■ LISTED RECORDS:
:::

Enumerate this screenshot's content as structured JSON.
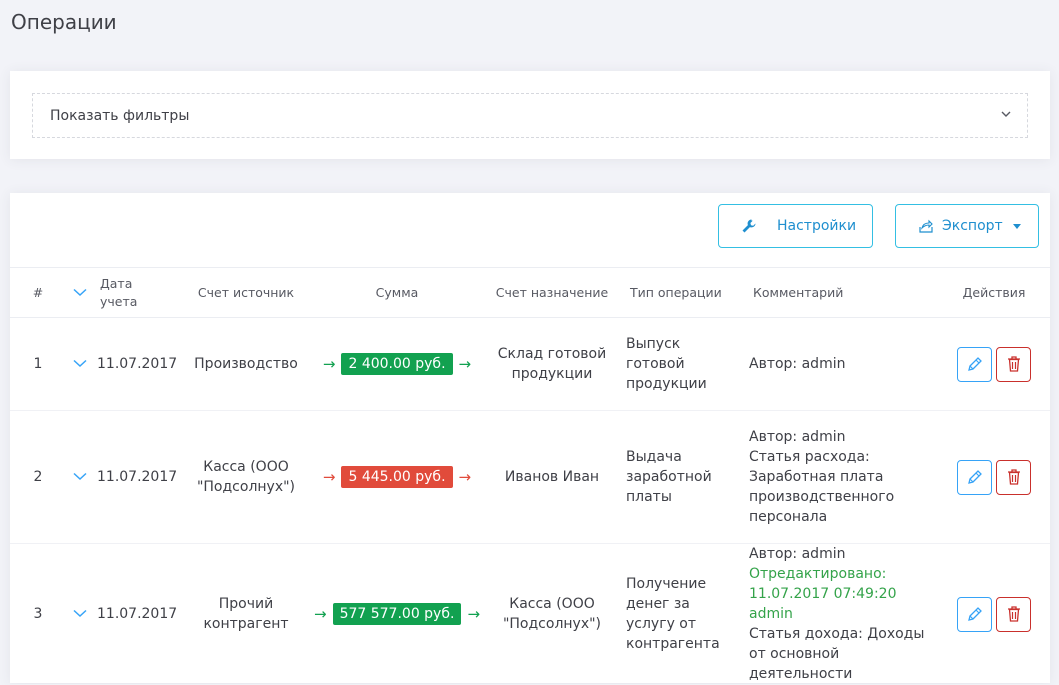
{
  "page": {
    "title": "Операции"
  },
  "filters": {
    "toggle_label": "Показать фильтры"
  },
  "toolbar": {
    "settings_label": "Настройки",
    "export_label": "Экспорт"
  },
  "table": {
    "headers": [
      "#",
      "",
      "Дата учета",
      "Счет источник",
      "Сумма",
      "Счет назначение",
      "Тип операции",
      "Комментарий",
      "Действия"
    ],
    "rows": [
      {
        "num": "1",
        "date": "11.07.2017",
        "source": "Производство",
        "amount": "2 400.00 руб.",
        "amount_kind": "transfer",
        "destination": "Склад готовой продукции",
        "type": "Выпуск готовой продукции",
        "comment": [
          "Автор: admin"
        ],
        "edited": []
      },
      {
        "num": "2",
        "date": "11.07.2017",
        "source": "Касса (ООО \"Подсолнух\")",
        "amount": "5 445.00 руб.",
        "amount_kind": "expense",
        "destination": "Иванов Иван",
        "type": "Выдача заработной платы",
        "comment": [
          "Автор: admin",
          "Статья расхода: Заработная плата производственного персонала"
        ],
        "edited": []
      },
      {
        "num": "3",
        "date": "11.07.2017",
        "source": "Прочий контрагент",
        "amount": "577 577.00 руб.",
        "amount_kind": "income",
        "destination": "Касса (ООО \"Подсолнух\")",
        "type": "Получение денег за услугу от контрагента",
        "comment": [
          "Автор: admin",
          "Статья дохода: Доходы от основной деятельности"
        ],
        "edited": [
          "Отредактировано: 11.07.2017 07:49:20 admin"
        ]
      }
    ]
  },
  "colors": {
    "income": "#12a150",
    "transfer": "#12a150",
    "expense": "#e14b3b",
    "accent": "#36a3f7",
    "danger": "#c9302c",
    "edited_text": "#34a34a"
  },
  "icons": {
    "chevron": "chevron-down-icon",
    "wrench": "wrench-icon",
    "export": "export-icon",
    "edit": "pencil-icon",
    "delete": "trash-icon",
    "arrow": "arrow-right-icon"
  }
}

:::

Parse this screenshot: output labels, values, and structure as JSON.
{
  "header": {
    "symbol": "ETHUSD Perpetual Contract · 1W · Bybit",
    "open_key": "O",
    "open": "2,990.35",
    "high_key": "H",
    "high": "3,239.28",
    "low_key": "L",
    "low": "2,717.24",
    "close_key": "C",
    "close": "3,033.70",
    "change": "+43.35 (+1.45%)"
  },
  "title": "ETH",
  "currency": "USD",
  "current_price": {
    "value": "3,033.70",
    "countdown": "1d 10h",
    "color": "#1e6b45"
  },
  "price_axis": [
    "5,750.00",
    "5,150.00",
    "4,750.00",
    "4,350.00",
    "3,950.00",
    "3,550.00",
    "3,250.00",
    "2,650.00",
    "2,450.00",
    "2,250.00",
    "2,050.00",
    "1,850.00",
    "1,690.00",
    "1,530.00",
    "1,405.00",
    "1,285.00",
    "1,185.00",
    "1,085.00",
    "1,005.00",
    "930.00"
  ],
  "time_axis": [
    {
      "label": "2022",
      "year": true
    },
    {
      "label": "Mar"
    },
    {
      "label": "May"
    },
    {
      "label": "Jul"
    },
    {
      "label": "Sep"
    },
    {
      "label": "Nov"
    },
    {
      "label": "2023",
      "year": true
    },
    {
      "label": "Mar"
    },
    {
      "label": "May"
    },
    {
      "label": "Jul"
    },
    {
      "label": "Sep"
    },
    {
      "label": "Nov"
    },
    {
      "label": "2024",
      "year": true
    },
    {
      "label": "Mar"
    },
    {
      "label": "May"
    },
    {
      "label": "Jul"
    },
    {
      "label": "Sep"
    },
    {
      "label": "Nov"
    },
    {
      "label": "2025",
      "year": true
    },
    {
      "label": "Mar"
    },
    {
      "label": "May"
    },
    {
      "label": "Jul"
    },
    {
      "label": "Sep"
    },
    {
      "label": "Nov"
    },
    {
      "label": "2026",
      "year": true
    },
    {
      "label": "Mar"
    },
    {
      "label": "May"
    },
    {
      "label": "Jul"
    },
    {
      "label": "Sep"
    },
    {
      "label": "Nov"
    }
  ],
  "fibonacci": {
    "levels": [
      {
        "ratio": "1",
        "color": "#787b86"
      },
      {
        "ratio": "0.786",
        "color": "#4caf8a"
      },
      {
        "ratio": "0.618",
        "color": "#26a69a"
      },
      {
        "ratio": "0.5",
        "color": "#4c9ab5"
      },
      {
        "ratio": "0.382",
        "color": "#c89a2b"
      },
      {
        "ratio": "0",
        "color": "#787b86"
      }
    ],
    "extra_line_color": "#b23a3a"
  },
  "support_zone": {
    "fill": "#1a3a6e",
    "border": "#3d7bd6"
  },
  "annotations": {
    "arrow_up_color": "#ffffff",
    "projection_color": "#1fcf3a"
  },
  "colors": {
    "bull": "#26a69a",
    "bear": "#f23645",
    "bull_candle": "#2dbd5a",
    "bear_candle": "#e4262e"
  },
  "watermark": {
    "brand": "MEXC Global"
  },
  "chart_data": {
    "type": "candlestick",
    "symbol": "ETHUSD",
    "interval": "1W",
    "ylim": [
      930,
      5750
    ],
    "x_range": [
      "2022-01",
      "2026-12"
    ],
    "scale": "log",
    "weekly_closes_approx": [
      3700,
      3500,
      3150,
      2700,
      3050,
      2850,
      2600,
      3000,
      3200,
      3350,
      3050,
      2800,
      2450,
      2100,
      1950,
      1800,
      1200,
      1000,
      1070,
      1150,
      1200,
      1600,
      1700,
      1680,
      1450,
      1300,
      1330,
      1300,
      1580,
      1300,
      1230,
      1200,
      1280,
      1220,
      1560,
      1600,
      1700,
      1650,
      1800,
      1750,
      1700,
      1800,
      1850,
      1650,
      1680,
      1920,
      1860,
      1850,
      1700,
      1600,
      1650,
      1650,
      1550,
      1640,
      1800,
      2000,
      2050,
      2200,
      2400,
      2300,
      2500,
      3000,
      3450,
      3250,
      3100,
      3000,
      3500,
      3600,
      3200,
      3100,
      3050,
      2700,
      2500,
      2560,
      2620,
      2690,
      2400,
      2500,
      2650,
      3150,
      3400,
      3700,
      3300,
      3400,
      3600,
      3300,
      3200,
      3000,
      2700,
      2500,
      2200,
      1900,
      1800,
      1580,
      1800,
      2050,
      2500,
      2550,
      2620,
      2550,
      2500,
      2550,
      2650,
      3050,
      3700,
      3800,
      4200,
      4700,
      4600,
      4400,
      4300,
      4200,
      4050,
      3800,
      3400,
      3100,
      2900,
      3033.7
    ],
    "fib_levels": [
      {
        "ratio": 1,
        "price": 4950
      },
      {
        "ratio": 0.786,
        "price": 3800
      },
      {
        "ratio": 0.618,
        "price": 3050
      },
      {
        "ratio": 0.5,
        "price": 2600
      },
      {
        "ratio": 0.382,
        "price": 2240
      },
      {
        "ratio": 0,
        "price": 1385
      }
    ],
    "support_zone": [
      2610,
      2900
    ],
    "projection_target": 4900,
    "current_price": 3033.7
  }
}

:::

■ EXERCISE BRIEF:
Copy out each line of the data containing the string "ratio".

■ THE ANSWER:
        "ratio": "1",
        "ratio": "0.786",
        "ratio": "0.618",
        "ratio": "0.5",
        "ratio": "0.382",
        "ratio": "0",
        "ratio": 1,
        "ratio": 0.786,
        "ratio": 0.618,
        "ratio": 0.5,
        "ratio": 0.382,
        "ratio": 0,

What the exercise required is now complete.